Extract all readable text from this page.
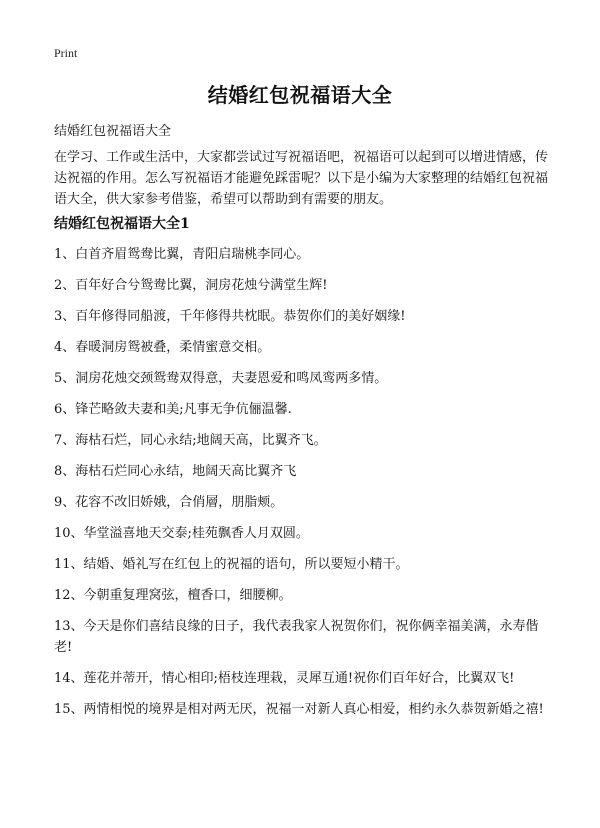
Print
结婚红包祝福语大全

结婚红包祝福语大全

在学习、工作或生活中，大家都尝试过写祝福语吧，祝福语可以起到可以增进情感，传达祝福的作用。怎么写祝福语才能避免踩雷呢？以下是小编为大家整理的结婚红包祝福语大全，供大家参考借鉴，希望可以帮助到有需要的朋友。

结婚红包祝福语大全1
1、白首齐眉鸳鸯比翼，青阳启瑞桃李同心。
2、百年好合兮鸳鸯比翼，洞房花烛兮满堂生辉!
3、百年修得同船渡，千年修得共枕眠。恭贺你们的美好姻缘!
4、春暖洞房鸳被叠，柔情蜜意交相。
5、洞房花烛交颈鸳鸯双得意，夫妻恩爱和鸣凤鸾两多情。
6、锋芒略敛夫妻和美;凡事无争伉俪温馨.
7、海枯石烂，同心永结;地阔天高，比翼齐飞。
8、海枯石烂同心永结，地阔天高比翼齐飞
9、花容不改旧娇娥，合俏層，朋脂颊。
10、华堂溢喜地天交泰;桂苑飘香人月双圆。
11、结婚、婚礼写在红包上的祝福的语句，所以要短小精干。
12、今朝重复理窝弦，檀香口，细腰柳。
13、今天是你们喜结良缘的日子，我代表我家人祝贺你们，祝你俩幸福美满，永寿偕老!
14、莲花并蒂开，情心相印;梧枝连理栽，灵犀互通!祝你们百年好合，比翼双飞!
15、两情相悦的境界是相对两无厌，祝福一对新人真心相爱，相约永久恭贺新婚之禧!
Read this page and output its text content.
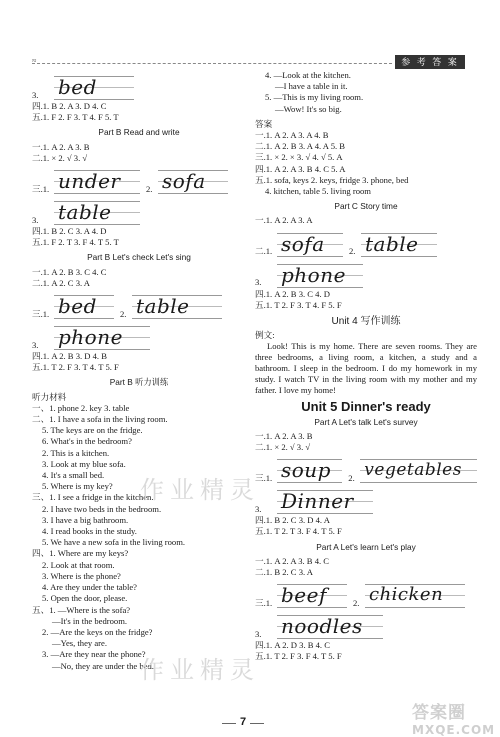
≈	参 考 答 案
3. bed
四.1. B 2. A 3. D 4. C
五.1. F 2. F 3. T 4. F 5. T
Part B Read and write
一.1. A 2. A 3. B
二.1. × 2. √ 3. √
三.1. under	2. sofa
3. table
四.1. B 2. C 3. A 4. D
五.1. F 2. T 3. F 4. T 5. T
Part B Let's check Let's sing
一.1. A 2. B 3. C 4. C
二.1. A 2. C 3. A
三.1. bed	2. table
3. phone
四.1. A 2. B 3. D 4. B
五.1. T 2. F 3. T 4. T 5. F
Part B 听力训练
听力材料
一、1. phone 2. key 3. table
二、1. I have a sofa in the living room.
5. The keys are on the fridge.
6. What's in the bedroom?
2. This is a kitchen.
3. Look at my blue sofa.
4. It's a small bed.
5. Where is my key?
三、1. I see a fridge in the kitchen.
2. I have two beds in the bedroom.
3. I have a big bathroom.
4. I read books in the study.
5. We have a new sofa in the living room.
四、1. Where are my keys?
2. Look at that room.
3. Where is the phone?
4. Are they under the table?
5. Open the door, please.
五、1. —Where is the sofa?
—It's in the bedroom.
2. —Are the keys on the fridge?
—Yes, they are.
3. —Are they near the phone?
—No, they are under the bed.
4. —Look at the kitchen.
—I have a table in it.
5. —This is my living room.
—Wow! It's so big.
答案
一.1. A 2. A 3. A 4. B
二.1. A 2. B 3. A 4. A 5. B
三.1. × 2. × 3. √ 4. √ 5. A
四.1. A 2. A 3. B 4. C 5. A
五.1. sofa, keys 2. keys, fridge 3. phone, bed
4. kitchen, table 5. living room
Part C Story time
一.1. A 2. A 3. A
二.1. sofa	2. table
3. phone
四.1. A 2. B 3. C 4. D
五.1. T 2. F 3. T 4. F 5. F
Unit 4 写作训练
例文:
Look! This is my home. There are seven rooms. They are three bedrooms, a living room, a kitchen, a study and a bathroom. I sleep in the bedroom. I do my homework in my study. I watch TV in the living room with my mother and my father. I love my home!
Unit 5 Dinner's ready
Part A Let's talk Let's survey
一.1. A 2. A 3. B
二.1. × 2. √ 3. √
三.1. soup	2. vegetables
3. Dinner
四.1. B 2. C 3. D 4. A
五.1. T 2. T 3. F 4. T 5. F
Part A Let's learn Let's play
一.1. A 2. A 3. B 4. C
二.1. B 2. C 3. A
三.1. beef	2. chicken
3. noodles
四.1. A 2. D 3. B 4. C
五.1. T 2. F 3. F 4. T 5. F
作业精灵
作业精灵
7	答案圈
MXQE.COM
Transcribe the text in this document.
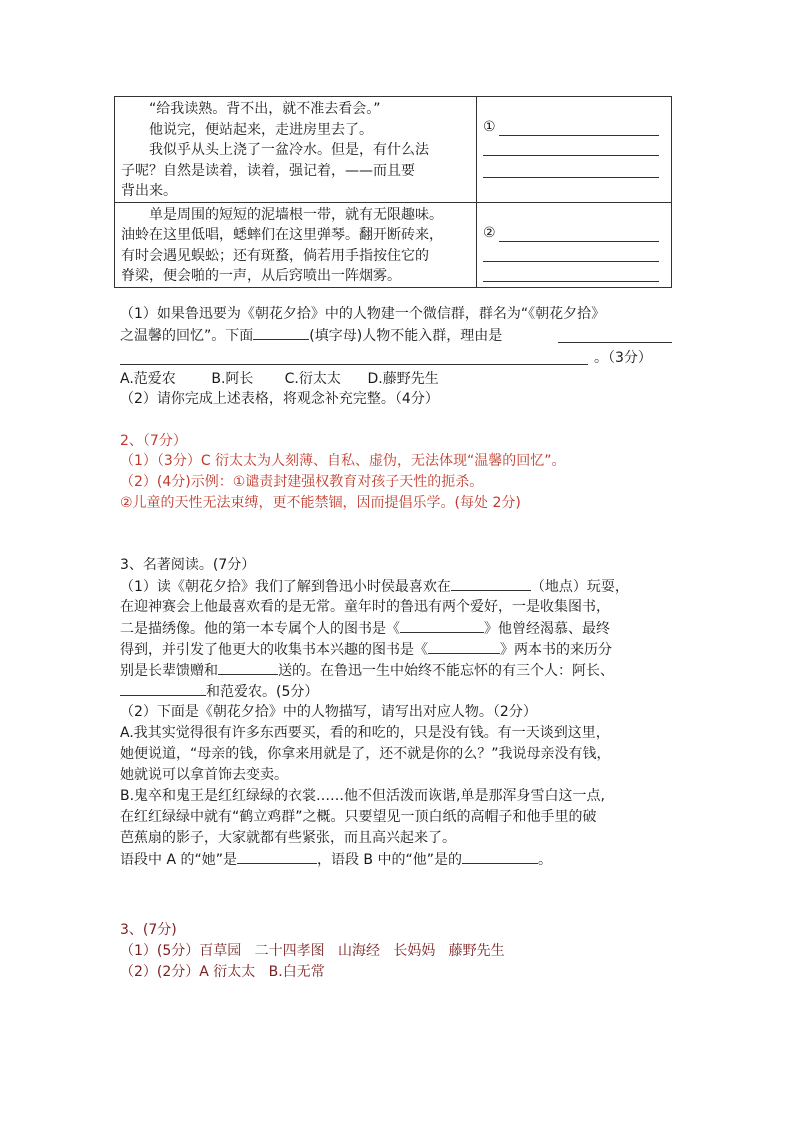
“给我读熟。背不出，就不准去看会。”

他说完，便站起来，走进房里去了。

我似乎从头上浇了一盆冷水。但是，有什么法

子呢？自然是读着，读着，强记着，——而且要

背出来。	①

单是周围的短短的泥墙根一带，就有无限趣味。

油蛉在这里低唱，蟋蟀们在这里弹琴。翻开断砖来，

有时会遇见蜈蚣；还有斑蝥，倘若用手指按住它的

脊梁，便会啪的一声，从后窍喷出一阵烟雾。	②

（1）如果鲁迅要为《朝花夕拾》中的人物建一个微信群，群名为“《朝花夕拾》

之温馨的回忆”。下面	(填字母)人物不能入群，理由是

。（3分）

A.范爱农        B.阿长       C.衍太太      D.藤野先生

（2）请你完成上述表格，将观念补充完整。（4分）

2、（7分）

（1）（3分）C 衍太太为人刻薄、自私、虚伪，无法体现“温馨的回忆”。

（2）(4分)示例：①谴责封建强权教育对孩子天性的扼杀。

②儿童的天性无法束缚，更不能禁锢，因而提倡乐学。(每处 2分)

3、名著阅读。(7分）

（1）读《朝花夕拾》我们了解到鲁迅小时侯最喜欢在	（地点）玩耍，

在迎神赛会上他最喜欢看的是无常。童年时的鲁迅有两个爱好，一是收集图书，

二是描绣像。他的第一本专属个人的图书是《	》他曾经渴慕、最终

得到，并引发了他更大的收集书本兴趣的图书是《	》两本书的来历分

别是长辈馈赠和	送的。在鲁迅一生中始终不能忘怀的有三个人：阿长、

和范爱农。(5分）

（2）下面是《朝花夕拾》中的人物描写，请写出对应人物。（2分）

A.我其实觉得很有许多东西要买，看的和吃的，只是没有钱。有一天谈到这里，

她便说道，“母亲的钱，你拿来用就是了，还不就是你的么？”我说母亲没有钱，

她就说可以拿首饰去变卖。

B.鬼卒和鬼王是红红绿绿的衣裳……他不但活泼而诙谐,单是那浑身雪白这一点,

在红红绿绿中就有“鹤立鸡群”之概。只要望见一顶白纸的高帽子和他手里的破

芭蕉扇的影子，大家就都有些紧张，而且高兴起来了。

语段中 A 的“她”是	，语段 B 中的“他”是的	。

3、(7分)

（1）(5分）百草园   二十四孝图   山海经   长妈妈   藤野先生

（2）(2分）A 衍太太   B.白无常
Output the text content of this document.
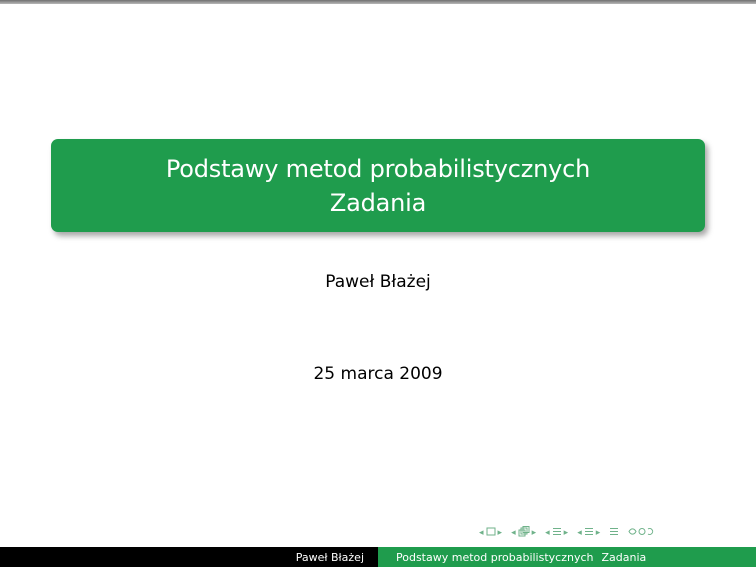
Podstawy metod probabilistycznych
Zadania
Paweł Błażej
25 marca 2009
◂ ▸ ◂ ▸ ◂ ▸ ◂ ▸
Paweł Błażej	Podstawy metod probabilistycznych Zadania
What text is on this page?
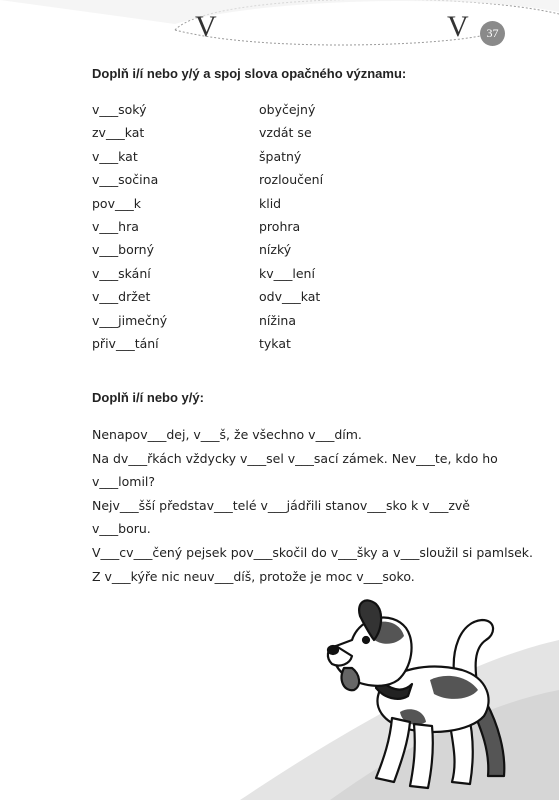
V	V	37
Doplň i/í nebo y/ý a spoj slova opačného významu:
v___soký
zv___kat
v___kat
v___sočina
pov___k
v___hra
v___borný
v___skání
v___držet
v___jimečný
přiv___tání
obyčejný
vzdát se
špatný
rozloučení
klid
prohra
nízký
kv___lení
odv___kat
nížina
tykat
Doplň i/í nebo y/ý:
Nenapov___dej, v___š, že všechno v___dím.
Na dv___řkách vždycky v___sel v___sací zámek. Nev___te, kdo ho
v___lomil?
Nejv___šší představ___telé v___jádřili stanov___sko k v___zvě
v___boru.
V___cv___čený pejsek pov___skočil do v___šky a v___sloužil si pamlsek.
Z v___kýře nic neuv___díš, protože je moc v___soko.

#####

Problem description
Omit the pictures. Transcribe every record exactly.

Answer for the task
Extract all readable text from this page.
Print
结婚红包祝福语大全

结婚红包祝福语大全

在学习、工作或生活中，大家都尝试过写祝福语吧，祝福语可以起到可以增进情感，传达祝福的作用。怎么写祝福语才能避免踩雷呢？以下是小编为大家整理的结婚红包祝福语大全，供大家参考借鉴，希望可以帮助到有需要的朋友。

结婚红包祝福语大全1
1、白首齐眉鸳鸯比翼，青阳启瑞桃李同心。
2、百年好合兮鸳鸯比翼，洞房花烛兮满堂生辉!
3、百年修得同船渡，千年修得共枕眠。恭贺你们的美好姻缘!
4、春暖洞房鸳被叠，柔情蜜意交相。
5、洞房花烛交颈鸳鸯双得意，夫妻恩爱和鸣凤鸾两多情。
6、锋芒略敛夫妻和美;凡事无争伉俪温馨.
7、海枯石烂，同心永结;地阔天高，比翼齐飞。
8、海枯石烂同心永结，地阔天高比翼齐飞
9、花容不改旧娇娥，合俏層，朋脂颊。
10、华堂溢喜地天交泰;桂苑飘香人月双圆。
11、结婚、婚礼写在红包上的祝福的语句，所以要短小精干。
12、今朝重复理窝弦，檀香口，细腰柳。
13、今天是你们喜结良缘的日子，我代表我家人祝贺你们，祝你俩幸福美满，永寿偕老!
14、莲花并蒂开，情心相印;梧枝连理栽，灵犀互通!祝你们百年好合，比翼双飞!
15、两情相悦的境界是相对两无厌，祝福一对新人真心相爱，相约永久恭贺新婚之禧!
Read this page and output its text content.
≈	参 考 答 案
3. bed
四.1. B 2. A 3. D 4. C
五.1. F 2. F 3. T 4. F 5. T
Part B Read and write
一.1. A 2. A 3. B
二.1. × 2. √ 3. √
三.1. under	2. sofa
3. table
四.1. B 2. C 3. A 4. D
五.1. F 2. T 3. F 4. T 5. T
Part B Let's check Let's sing
一.1. A 2. B 3. C 4. C
二.1. A 2. C 3. A
三.1. bed	2. table
3. phone
四.1. A 2. B 3. D 4. B
五.1. T 2. F 3. T 4. T 5. F
Part B 听力训练
听力材料
一、1. phone 2. key 3. table
二、1. I have a sofa in the living room.
5. The keys are on the fridge.
6. What's in the bedroom?
2. This is a kitchen.
3. Look at my blue sofa.
4. It's a small bed.
5. Where is my key?
三、1. I see a fridge in the kitchen.
2. I have two beds in the bedroom.
3. I have a big bathroom.
4. I read books in the study.
5. We have a new sofa in the living room.
四、1. Where are my keys?
2. Look at that room.
3. Where is the phone?
4. Are they under the table?
5. Open the door, please.
五、1. —Where is the sofa?
—It's in the bedroom.
2. —Are the keys on the fridge?
—Yes, they are.
3. —Are they near the phone?
—No, they are under the bed.
4. —Look at the kitchen.
—I have a table in it.
5. —This is my living room.
—Wow! It's so big.
答案
一.1. A 2. A 3. A 4. B
二.1. A 2. B 3. A 4. A 5. B
三.1. × 2. × 3. √ 4. √ 5. A
四.1. A 2. A 3. B 4. C 5. A
五.1. sofa, keys 2. keys, fridge 3. phone, bed
4. kitchen, table 5. living room
Part C Story time
一.1. A 2. A 3. A
二.1. sofa	2. table
3. phone
四.1. A 2. B 3. C 4. D
五.1. T 2. F 3. T 4. F 5. F
Unit 4 写作训练
例文:
Look! This is my home. There are seven rooms. They are three bedrooms, a living room, a kitchen, a study and a bathroom. I sleep in the bedroom. I do my homework in my study. I watch TV in the living room with my mother and my father. I love my home!
Unit 5 Dinner's ready
Part A Let's talk Let's survey
一.1. A 2. A 3. B
二.1. × 2. √ 3. √
三.1. soup	2. vegetables
3. Dinner
四.1. B 2. C 3. D 4. A
五.1. T 2. T 3. F 4. T 5. F
Part A Let's learn Let's play
一.1. A 2. A 3. B 4. C
二.1. B 2. C 3. A
三.1. beef	2. chicken
3. noodles
四.1. A 2. D 3. B 4. C
五.1. T 2. F 3. F 4. T 5. F
作业精灵
作业精灵
7	答案圈
MXQE.COM
Transcribe the text in this document.
“给我读熟。背不出，就不准去看会。”

他说完，便站起来，走进房里去了。

我似乎从头上浇了一盆冷水。但是，有什么法

子呢？自然是读着，读着，强记着，——而且要

背出来。	①

单是周围的短短的泥墙根一带，就有无限趣味。

油蛉在这里低唱，蟋蟀们在这里弹琴。翻开断砖来，

有时会遇见蜈蚣；还有斑蝥，倘若用手指按住它的

脊梁，便会啪的一声，从后窍喷出一阵烟雾。	②

（1）如果鲁迅要为《朝花夕拾》中的人物建一个微信群，群名为“《朝花夕拾》

之温馨的回忆”。下面	(填字母)人物不能入群，理由是

。（3分）

A.范爱农        B.阿长       C.衍太太      D.藤野先生

（2）请你完成上述表格，将观念补充完整。（4分）

2、（7分）

（1）（3分）C 衍太太为人刻薄、自私、虚伪，无法体现“温馨的回忆”。

（2）(4分)示例：①谴责封建强权教育对孩子天性的扼杀。

②儿童的天性无法束缚，更不能禁锢，因而提倡乐学。(每处 2分)

3、名著阅读。(7分）

（1）读《朝花夕拾》我们了解到鲁迅小时侯最喜欢在	（地点）玩耍，

在迎神赛会上他最喜欢看的是无常。童年时的鲁迅有两个爱好，一是收集图书，

二是描绣像。他的第一本专属个人的图书是《	》他曾经渴慕、最终

得到，并引发了他更大的收集书本兴趣的图书是《	》两本书的来历分

别是长辈馈赠和	送的。在鲁迅一生中始终不能忘怀的有三个人：阿长、

和范爱农。(5分）

（2）下面是《朝花夕拾》中的人物描写，请写出对应人物。（2分）

A.我其实觉得很有许多东西要买，看的和吃的，只是没有钱。有一天谈到这里，

她便说道，“母亲的钱，你拿来用就是了，还不就是你的么？”我说母亲没有钱，

她就说可以拿首饰去变卖。

B.鬼卒和鬼王是红红绿绿的衣裳……他不但活泼而诙谐,单是那浑身雪白这一点,

在红红绿绿中就有“鹤立鸡群”之概。只要望见一顶白纸的高帽子和他手里的破

芭蕉扇的影子，大家就都有些紧张，而且高兴起来了。

语段中 A 的“她”是	，语段 B 中的“他”是的	。

3、(7分)

（1）(5分）百草园   二十四孝图   山海经   长妈妈   藤野先生

（2）(2分）A 衍太太   B.白无常
Output the text content of this document.
Podstawy metod probabilistycznych
Zadania
Paweł Błażej
25 marca 2009
◂ ▸ ◂ ▸ ◂ ▸ ◂ ▸
Paweł Błażej	Podstawy metod probabilistycznych Zadania
What text is on this page?
V	V	37
Doplň i/í nebo y/ý a spoj slova opačného významu:
v___soký
zv___kat
v___kat
v___sočina
pov___k
v___hra
v___borný
v___skání
v___držet
v___jimečný
přiv___tání
obyčejný
vzdát se
špatný
rozloučení
klid
prohra
nízký
kv___lení
odv___kat
nížina
tykat
Doplň i/í nebo y/ý:
Nenapov___dej, v___š, že všechno v___dím.
Na dv___řkách vždycky v___sel v___sací zámek. Nev___te, kdo ho
v___lomil?
Nejv___šší představ___telé v___jádřili stanov___sko k v___zvě
v___boru.
V___cv___čený pejsek pov___skočil do v___šky a v___sloužil si pamlsek.
Z v___kýře nic neuv___díš, protože je moc v___soko.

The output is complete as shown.